Work to be completed
The job is to find each line of the records below that includes the word "gene" and copy it.

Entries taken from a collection
......
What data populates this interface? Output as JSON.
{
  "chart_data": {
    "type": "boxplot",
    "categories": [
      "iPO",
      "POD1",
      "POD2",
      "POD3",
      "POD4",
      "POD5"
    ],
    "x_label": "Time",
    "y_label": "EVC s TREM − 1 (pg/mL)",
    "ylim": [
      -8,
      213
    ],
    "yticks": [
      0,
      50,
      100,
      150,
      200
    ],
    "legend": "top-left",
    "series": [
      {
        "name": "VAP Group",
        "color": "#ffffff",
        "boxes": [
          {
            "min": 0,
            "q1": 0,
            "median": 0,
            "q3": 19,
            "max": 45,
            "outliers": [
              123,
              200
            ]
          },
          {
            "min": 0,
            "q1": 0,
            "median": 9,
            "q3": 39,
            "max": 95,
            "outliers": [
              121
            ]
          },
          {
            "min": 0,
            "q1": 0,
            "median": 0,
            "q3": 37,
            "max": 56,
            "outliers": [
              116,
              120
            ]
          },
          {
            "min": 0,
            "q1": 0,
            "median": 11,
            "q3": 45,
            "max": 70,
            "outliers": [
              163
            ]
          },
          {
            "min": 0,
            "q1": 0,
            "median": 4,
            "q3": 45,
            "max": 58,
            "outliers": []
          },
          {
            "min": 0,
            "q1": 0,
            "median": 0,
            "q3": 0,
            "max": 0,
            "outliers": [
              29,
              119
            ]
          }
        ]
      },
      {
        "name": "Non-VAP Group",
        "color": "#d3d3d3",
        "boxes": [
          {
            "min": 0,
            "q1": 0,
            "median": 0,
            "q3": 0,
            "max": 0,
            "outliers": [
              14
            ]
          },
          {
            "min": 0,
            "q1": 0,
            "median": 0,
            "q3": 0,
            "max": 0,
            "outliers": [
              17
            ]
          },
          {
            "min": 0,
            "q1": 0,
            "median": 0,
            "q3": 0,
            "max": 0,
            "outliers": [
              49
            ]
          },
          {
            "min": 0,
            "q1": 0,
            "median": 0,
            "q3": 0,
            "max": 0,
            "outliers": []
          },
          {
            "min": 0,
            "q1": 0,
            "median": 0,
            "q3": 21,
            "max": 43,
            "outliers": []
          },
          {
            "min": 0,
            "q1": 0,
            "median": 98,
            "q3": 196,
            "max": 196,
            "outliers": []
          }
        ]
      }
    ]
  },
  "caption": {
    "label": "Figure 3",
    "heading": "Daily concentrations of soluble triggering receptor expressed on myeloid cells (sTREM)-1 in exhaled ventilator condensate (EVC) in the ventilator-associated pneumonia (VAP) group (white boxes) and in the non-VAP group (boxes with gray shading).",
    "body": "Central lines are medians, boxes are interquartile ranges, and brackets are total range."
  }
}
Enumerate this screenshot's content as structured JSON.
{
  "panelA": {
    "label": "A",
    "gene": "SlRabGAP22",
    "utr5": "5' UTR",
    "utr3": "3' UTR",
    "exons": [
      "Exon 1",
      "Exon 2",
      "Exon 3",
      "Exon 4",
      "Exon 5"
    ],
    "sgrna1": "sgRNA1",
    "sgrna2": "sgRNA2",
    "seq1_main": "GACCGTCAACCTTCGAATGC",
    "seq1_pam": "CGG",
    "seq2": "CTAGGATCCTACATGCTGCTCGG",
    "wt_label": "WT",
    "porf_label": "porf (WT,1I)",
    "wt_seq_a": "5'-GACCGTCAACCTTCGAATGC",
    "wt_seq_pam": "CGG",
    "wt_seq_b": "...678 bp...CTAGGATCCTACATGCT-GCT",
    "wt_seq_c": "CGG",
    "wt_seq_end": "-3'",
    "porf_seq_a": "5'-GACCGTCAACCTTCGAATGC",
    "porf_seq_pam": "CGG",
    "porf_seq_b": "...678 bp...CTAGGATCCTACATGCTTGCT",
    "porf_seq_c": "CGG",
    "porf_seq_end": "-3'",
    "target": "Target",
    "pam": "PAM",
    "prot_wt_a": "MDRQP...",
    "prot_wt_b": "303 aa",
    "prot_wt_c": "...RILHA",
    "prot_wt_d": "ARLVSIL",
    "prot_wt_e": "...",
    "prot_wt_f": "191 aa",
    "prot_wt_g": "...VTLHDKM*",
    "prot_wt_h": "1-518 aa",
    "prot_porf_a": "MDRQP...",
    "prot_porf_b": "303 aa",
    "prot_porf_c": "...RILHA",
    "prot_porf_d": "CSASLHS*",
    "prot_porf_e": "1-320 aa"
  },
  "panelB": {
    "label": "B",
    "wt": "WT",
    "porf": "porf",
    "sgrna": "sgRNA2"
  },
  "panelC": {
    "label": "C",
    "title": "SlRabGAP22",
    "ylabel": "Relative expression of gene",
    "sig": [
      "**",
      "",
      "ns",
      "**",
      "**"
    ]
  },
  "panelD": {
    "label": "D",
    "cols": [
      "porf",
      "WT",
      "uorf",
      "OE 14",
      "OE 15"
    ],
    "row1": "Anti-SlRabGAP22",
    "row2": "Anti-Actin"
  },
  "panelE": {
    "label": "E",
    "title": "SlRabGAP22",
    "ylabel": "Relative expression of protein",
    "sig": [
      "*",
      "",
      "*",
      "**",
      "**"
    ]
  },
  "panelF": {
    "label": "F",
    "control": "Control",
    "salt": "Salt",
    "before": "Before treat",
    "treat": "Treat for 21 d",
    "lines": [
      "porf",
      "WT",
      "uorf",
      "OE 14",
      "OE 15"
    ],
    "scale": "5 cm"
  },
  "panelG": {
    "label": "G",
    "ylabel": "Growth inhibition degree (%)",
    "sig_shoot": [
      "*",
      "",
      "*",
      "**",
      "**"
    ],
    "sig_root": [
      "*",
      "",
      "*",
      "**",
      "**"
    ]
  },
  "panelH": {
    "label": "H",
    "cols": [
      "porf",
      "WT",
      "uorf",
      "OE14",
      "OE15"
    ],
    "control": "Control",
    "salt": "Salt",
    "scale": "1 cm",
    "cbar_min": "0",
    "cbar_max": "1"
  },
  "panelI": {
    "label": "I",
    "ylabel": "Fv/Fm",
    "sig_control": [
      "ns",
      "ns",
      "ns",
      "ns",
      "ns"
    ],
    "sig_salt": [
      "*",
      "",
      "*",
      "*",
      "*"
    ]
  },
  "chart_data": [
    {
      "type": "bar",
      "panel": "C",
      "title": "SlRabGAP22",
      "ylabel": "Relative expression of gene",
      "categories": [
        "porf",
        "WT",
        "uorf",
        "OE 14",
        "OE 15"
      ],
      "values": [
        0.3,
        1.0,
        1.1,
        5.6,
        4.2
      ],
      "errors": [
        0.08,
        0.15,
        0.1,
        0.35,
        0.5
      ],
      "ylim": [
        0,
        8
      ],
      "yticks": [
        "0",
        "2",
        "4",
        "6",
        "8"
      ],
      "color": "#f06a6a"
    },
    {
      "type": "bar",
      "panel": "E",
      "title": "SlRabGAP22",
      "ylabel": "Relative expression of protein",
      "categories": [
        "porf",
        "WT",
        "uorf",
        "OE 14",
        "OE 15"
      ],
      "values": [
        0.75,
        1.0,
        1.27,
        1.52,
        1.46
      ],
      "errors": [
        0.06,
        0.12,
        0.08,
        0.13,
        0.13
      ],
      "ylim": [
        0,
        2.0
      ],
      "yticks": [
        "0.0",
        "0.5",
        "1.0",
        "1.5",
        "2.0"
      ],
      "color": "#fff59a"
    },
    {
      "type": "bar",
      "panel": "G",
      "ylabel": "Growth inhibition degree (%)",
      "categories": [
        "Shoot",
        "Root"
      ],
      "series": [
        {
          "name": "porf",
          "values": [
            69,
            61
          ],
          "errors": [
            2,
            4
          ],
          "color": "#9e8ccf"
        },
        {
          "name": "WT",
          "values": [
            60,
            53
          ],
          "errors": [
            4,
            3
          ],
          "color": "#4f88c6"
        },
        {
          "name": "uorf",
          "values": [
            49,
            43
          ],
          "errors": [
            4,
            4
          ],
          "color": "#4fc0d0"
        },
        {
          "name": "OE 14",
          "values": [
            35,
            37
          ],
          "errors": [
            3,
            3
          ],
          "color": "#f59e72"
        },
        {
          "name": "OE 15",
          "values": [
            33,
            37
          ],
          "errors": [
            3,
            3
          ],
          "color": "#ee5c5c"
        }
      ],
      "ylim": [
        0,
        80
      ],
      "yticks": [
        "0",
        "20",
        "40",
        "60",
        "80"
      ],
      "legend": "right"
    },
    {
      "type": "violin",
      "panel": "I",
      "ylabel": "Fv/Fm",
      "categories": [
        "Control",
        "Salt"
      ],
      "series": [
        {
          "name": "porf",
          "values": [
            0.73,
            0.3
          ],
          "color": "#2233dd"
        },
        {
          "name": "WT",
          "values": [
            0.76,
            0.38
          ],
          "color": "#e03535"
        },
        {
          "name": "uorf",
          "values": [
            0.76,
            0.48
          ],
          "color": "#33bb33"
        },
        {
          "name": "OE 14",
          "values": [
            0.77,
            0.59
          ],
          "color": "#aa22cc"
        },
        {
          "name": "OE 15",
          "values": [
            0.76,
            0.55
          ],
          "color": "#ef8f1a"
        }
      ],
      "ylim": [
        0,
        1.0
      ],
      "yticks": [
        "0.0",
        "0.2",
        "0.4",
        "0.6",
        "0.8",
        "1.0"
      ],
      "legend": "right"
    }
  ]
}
......
Output of the exercise
    "gene": "SlRabGAP22",
    "ylabel": "Relative expression of gene",
      "ylabel": "Relative expression of gene",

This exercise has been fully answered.